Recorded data
(begin)

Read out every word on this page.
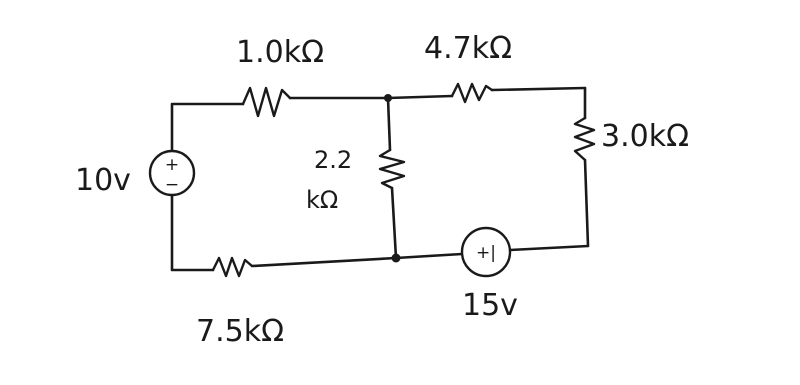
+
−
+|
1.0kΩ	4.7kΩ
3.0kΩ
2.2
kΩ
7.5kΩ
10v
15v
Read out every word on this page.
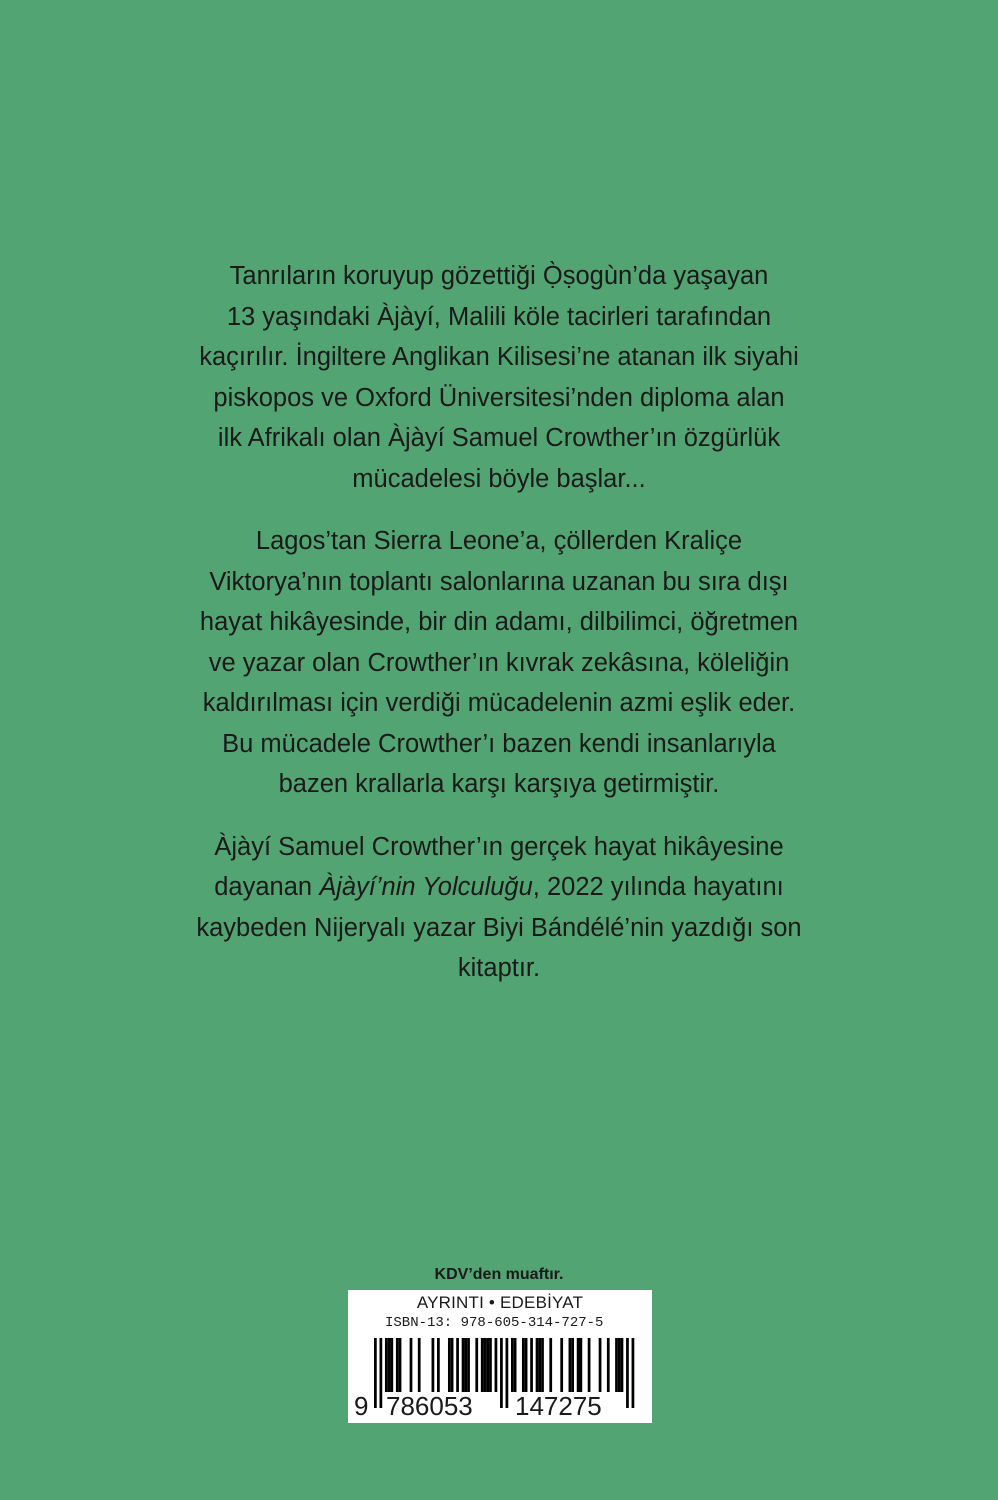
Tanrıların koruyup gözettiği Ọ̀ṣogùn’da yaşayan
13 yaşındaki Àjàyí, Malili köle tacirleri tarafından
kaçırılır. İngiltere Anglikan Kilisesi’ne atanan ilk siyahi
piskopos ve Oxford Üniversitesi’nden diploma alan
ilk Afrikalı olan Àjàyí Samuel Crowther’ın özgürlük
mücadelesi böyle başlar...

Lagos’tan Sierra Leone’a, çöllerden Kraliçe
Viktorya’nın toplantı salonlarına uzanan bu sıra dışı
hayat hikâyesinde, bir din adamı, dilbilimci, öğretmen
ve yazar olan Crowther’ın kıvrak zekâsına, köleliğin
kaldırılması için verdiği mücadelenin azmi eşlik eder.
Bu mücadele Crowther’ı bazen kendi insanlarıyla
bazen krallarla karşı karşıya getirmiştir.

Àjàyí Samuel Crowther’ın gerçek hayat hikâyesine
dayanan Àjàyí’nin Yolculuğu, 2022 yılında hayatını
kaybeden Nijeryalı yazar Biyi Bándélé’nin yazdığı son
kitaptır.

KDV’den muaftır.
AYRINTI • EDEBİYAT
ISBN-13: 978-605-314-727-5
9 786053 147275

(end)

*PROBLEM TO WORK ON:*
Transcribe every entry word for word, but omit the pictures.

*TASK RESPONSE:*
Read out every word on this page.
+
−
+|
1.0kΩ	4.7kΩ
3.0kΩ
2.2
kΩ
7.5kΩ
10v
15v
Read out every word on this page.
Tanrıların koruyup gözettiği Ọ̀ṣogùn’da yaşayan
13 yaşındaki Àjàyí, Malili köle tacirleri tarafından
kaçırılır. İngiltere Anglikan Kilisesi’ne atanan ilk siyahi
piskopos ve Oxford Üniversitesi’nden diploma alan
ilk Afrikalı olan Àjàyí Samuel Crowther’ın özgürlük
mücadelesi böyle başlar...

Lagos’tan Sierra Leone’a, çöllerden Kraliçe
Viktorya’nın toplantı salonlarına uzanan bu sıra dışı
hayat hikâyesinde, bir din adamı, dilbilimci, öğretmen
ve yazar olan Crowther’ın kıvrak zekâsına, köleliğin
kaldırılması için verdiği mücadelenin azmi eşlik eder.
Bu mücadele Crowther’ı bazen kendi insanlarıyla
bazen krallarla karşı karşıya getirmiştir.

Àjàyí Samuel Crowther’ın gerçek hayat hikâyesine
dayanan Àjàyí’nin Yolculuğu, 2022 yılında hayatını
kaybeden Nijeryalı yazar Biyi Bándélé’nin yazdığı son
kitaptır.

KDV’den muaftır.
AYRINTI • EDEBİYAT
ISBN-13: 978-605-314-727-5
9 786053 147275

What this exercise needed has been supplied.